Saved entries =
----------------------------------------

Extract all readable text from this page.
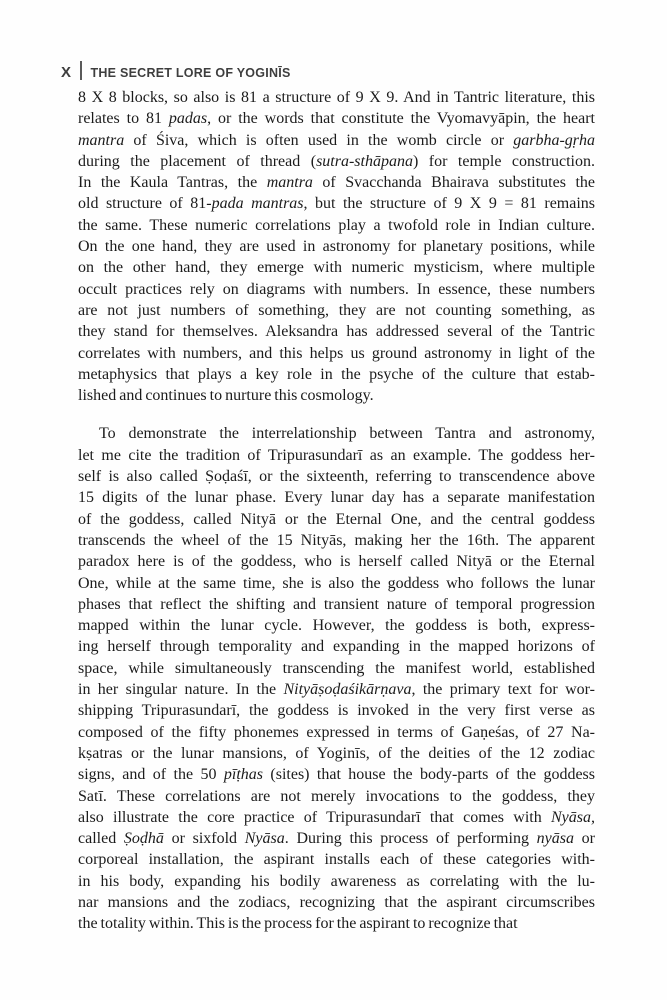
X THE SECRET LORE OF YOGINĪS
8 X 8 blocks, so also is 81 a structure of 9 X 9. And in Tantric literature, this
relates to 81 padas, or the words that constitute the Vyomavyāpin, the heart
mantra of Śiva, which is often used in the womb circle or garbha-gṛha
during the placement of thread (sutra-sthāpana) for temple construction.
In the Kaula Tantras, the mantra of Svacchanda Bhairava substitutes the
old structure of 81-pada mantras, but the structure of 9 X 9 = 81 remains
the same. These numeric correlations play a twofold role in Indian culture.
On the one hand, they are used in astronomy for planetary positions, while
on the other hand, they emerge with numeric mysticism, where multiple
occult practices rely on diagrams with numbers. In essence, these numbers
are not just numbers of something, they are not counting something, as
they stand for themselves. Aleksandra has addressed several of the Tantric
correlates with numbers, and this helps us ground astronomy in light of the
metaphysics that plays a key role in the psyche of the culture that estab-
lished and continues to nurture this cosmology.
To demonstrate the interrelationship between Tantra and astronomy,
let me cite the tradition of Tripurasundarī as an example. The goddess her-
self is also called Ṣoḍaśī, or the sixteenth, referring to transcendence above
15 digits of the lunar phase. Every lunar day has a separate manifestation
of the goddess, called Nityā or the Eternal One, and the central goddess
transcends the wheel of the 15 Nityās, making her the 16th. The apparent
paradox here is of the goddess, who is herself called Nityā or the Eternal
One, while at the same time, she is also the goddess who follows the lunar
phases that reflect the shifting and transient nature of temporal progression
mapped within the lunar cycle. However, the goddess is both, express-
ing herself through temporality and expanding in the mapped horizons of
space, while simultaneously transcending the manifest world, established
in her singular nature. In the Nityāṣoḍaśikārṇava, the primary text for wor-
shipping Tripurasundarī, the goddess is invoked in the very first verse as
composed of the fifty phonemes expressed in terms of Gaṇeśas, of 27 Na-
kṣatras or the lunar mansions, of Yoginīs, of the deities of the 12 zodiac
signs, and of the 50 pīṭhas (sites) that house the body-parts of the goddess
Satī. These correlations are not merely invocations to the goddess, they
also illustrate the core practice of Tripurasundarī that comes with Nyāsa,
called Ṣoḍhā or sixfold Nyāsa. During this process of performing nyāsa or
corporeal installation, the aspirant installs each of these categories with-
in his body, expanding his bodily awareness as correlating with the lu-
nar mansions and the zodiacs, recognizing that the aspirant circumscribes
the totality within. This is the process for the aspirant to recognize that
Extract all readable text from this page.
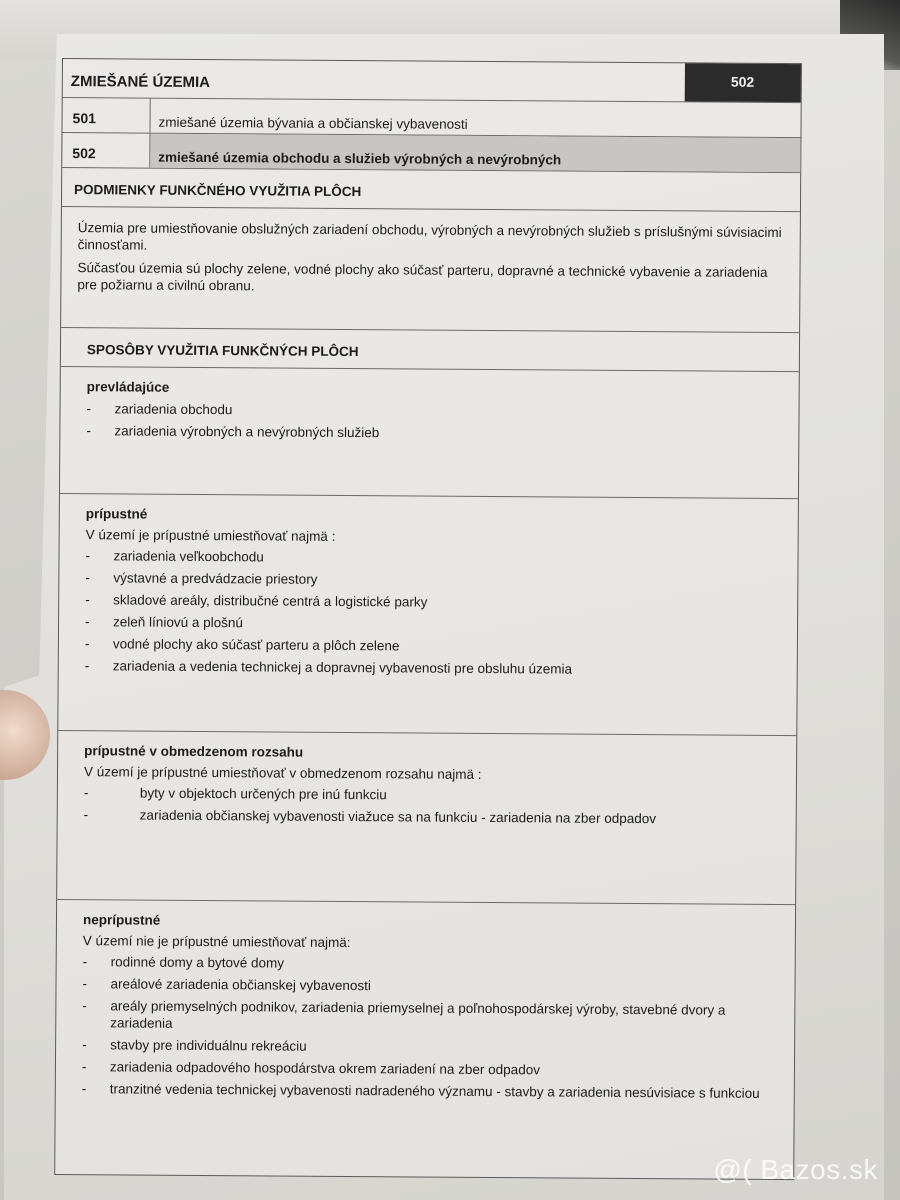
ZMIEŠANÉ ÚZEMIA	502
501	zmiešané územia bývania a občianskej vybavenosti
502	zmiešané územia obchodu a služieb výrobných a nevýrobných
PODMIENKY FUNKČNÉHO VYUŽITIA PLÔCH

Územia pre umiestňovanie obslužných zariadení obchodu, výrobných a nevýrobných služieb s príslušnými súvisiacimi činnosťami.

Súčasťou územia sú plochy zelene, vodné plochy ako súčasť parteru, dopravné a technické vybavenie a zariadenia pre požiarnu a civilnú obranu.

SPOSÔBY VYUŽITIA FUNKČNÝCH PLÔCH
prevládajúce
- zariadenia obchodu
- zariadenia výrobných a nevýrobných služieb
prípustné
V území je prípustné umiestňovať najmä :
- zariadenia veľkoobchodu
- výstavné a predvádzacie priestory
- skladové areály, distribučné centrá a logistické parky
- zeleň líniovú a plošnú
- vodné plochy ako súčasť parteru a plôch zelene
- zariadenia a vedenia technickej a dopravnej vybavenosti pre obsluhu územia
prípustné v obmedzenom rozsahu
V území je prípustné umiestňovať v obmedzenom rozsahu najmä :
-	byty v objektoch určených pre inú funkciu
-	zariadenia občianskej vybavenosti viažuce sa na funkciu - zariadenia na zber odpadov
neprípustné
V území nie je prípustné umiestňovať najmä:
- rodinné domy a bytové domy
- areálové zariadenia občianskej vybavenosti
- areály priemyselných podnikov, zariadenia priemyselnej a poľnohospodárskej výroby, stavebné dvory a zariadenia
- stavby pre individuálnu rekreáciu
- zariadenia odpadového hospodárstva okrem zariadení na zber odpadov
- tranzitné vedenia technickej vybavenosti nadradeného významu - stavby a zariadenia nesúvisiace s funkciou
@( Bazos.sk
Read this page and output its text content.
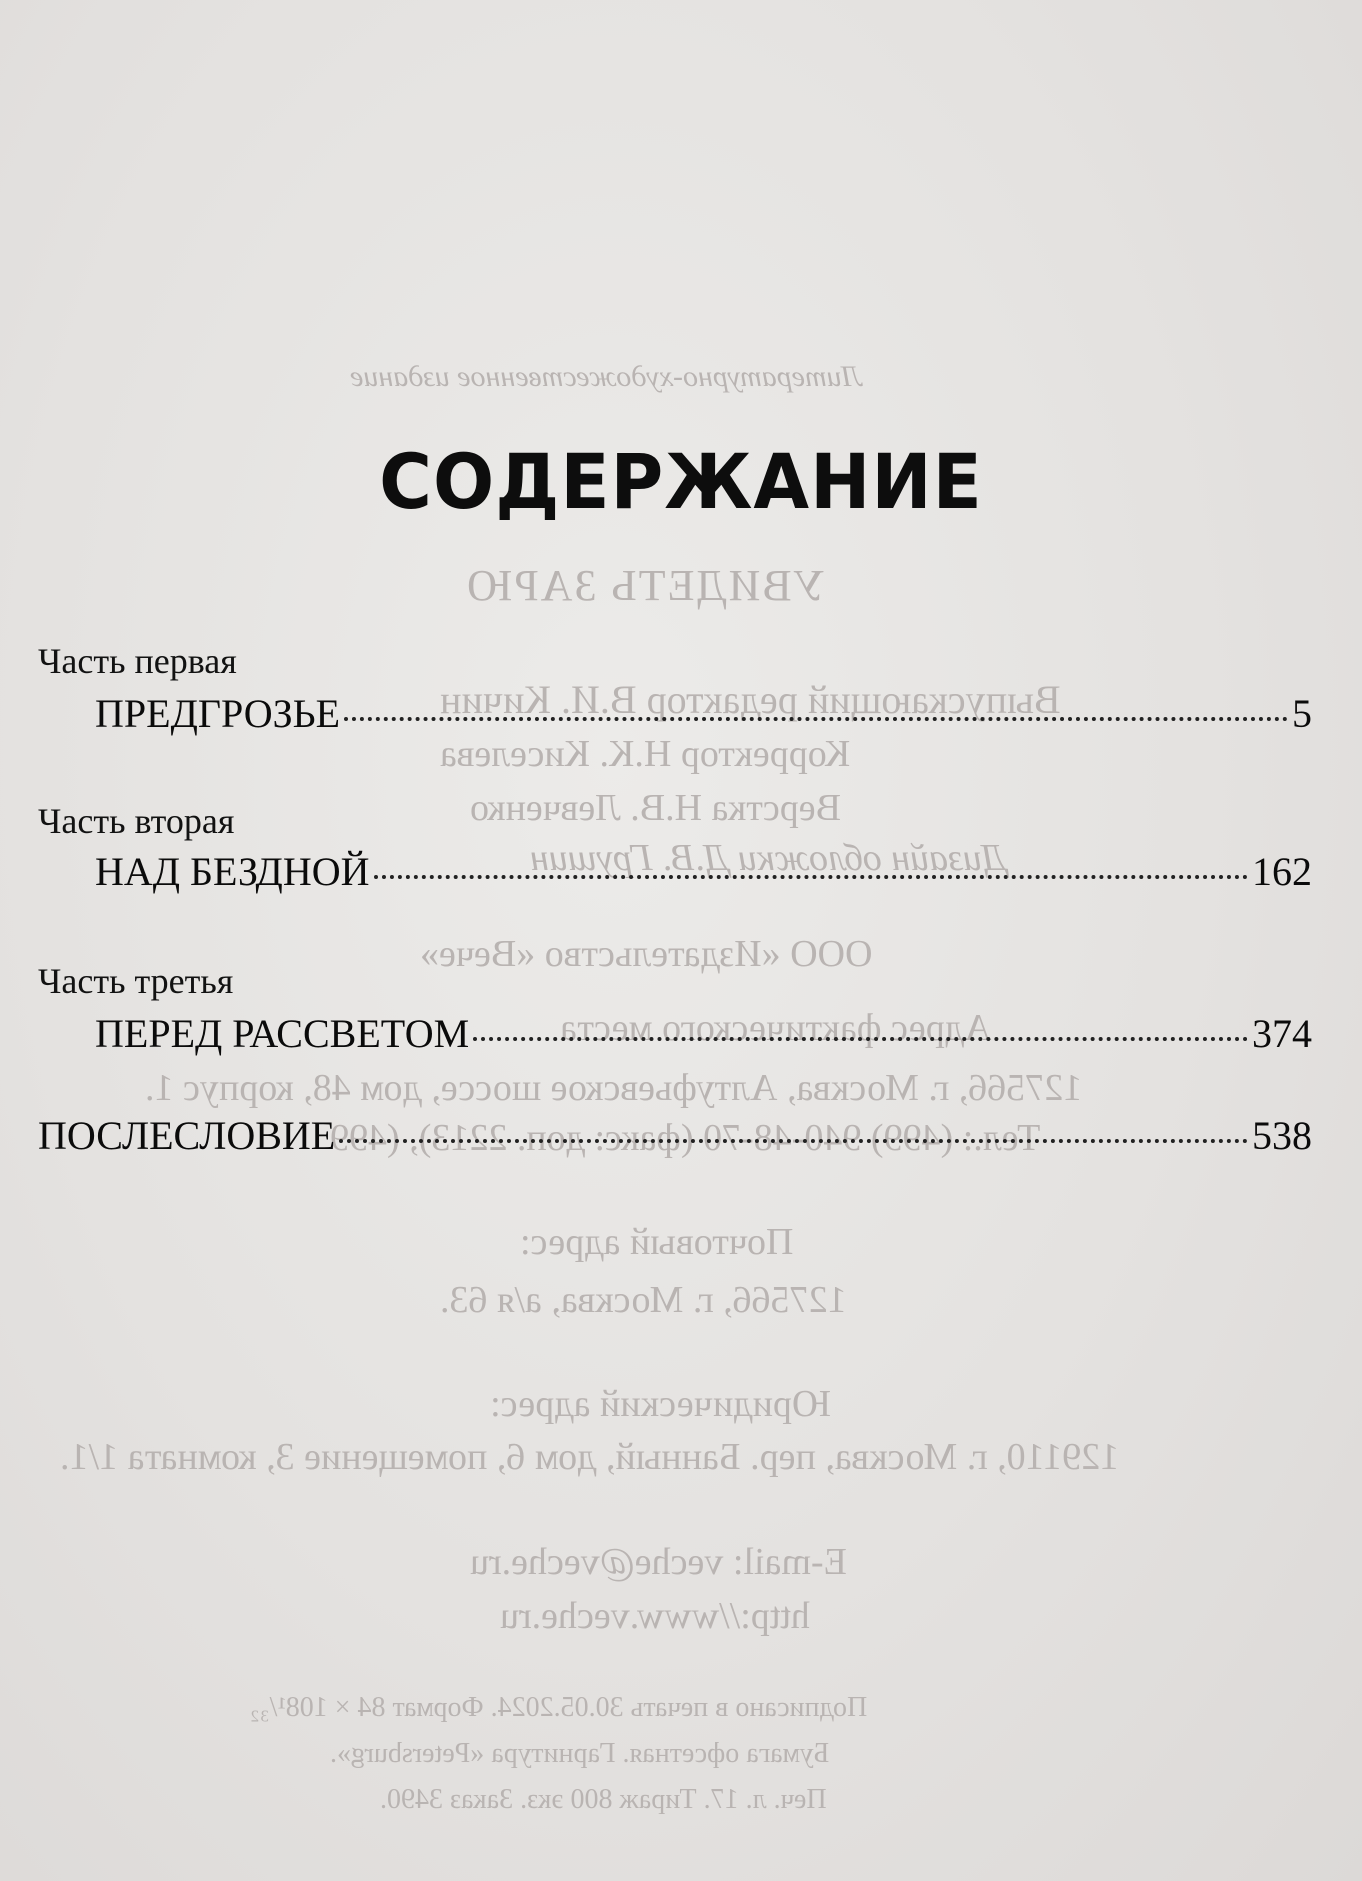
Литературно-художественное издание
УВИДЕТЬ ЗАРЮ
Выпускающий редактор В.И. Кичин
Корректор Н.К. Киселева
Верстка Н.В. Левченко
Дизайн обложки Д.В. Грушин
ООО «Издательство «Вече»
Адрес фактического места
127566, г. Москва, Алтуфьевское шоссе, дом 48, корпус 1.
Тел.: (499) 940-48-70 (факс: доп. 2213), (499
Почтовый адрес:
127566, г. Москва, а/я 63.
Юридический адрес:
129110, г. Москва, пер. Банный, дом 6, помещение 3, комната 1/1.
E-mail: veche@veche.ru
http://www.veche.ru
Подписано в печать 30.05.2024. Формат 84 × 108¹/₃₂
Бумага офсетная. Гарнитура «Petersburg».
Печ. л. 17. Тираж 800 экз. Заказ 3490.
СОДЕРЖАНИЕ
Часть первая
ПРЕДГРОЗЬЕ	5
Часть вторая
НАД БЕЗДНОЙ	162
Часть третья
ПЕРЕД РАССВЕТОМ	374
ПОСЛЕСЛОВИЕ	538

----------------------------------------

What to work on =
Copy out every line from the data above that has "while" in it.

Expected output =
On the one hand, they are used in astronomy for planetary positions, while
One, while at the same time, she is also the goddess who follows the lunar
space, while simultaneously transcending the manifest world, established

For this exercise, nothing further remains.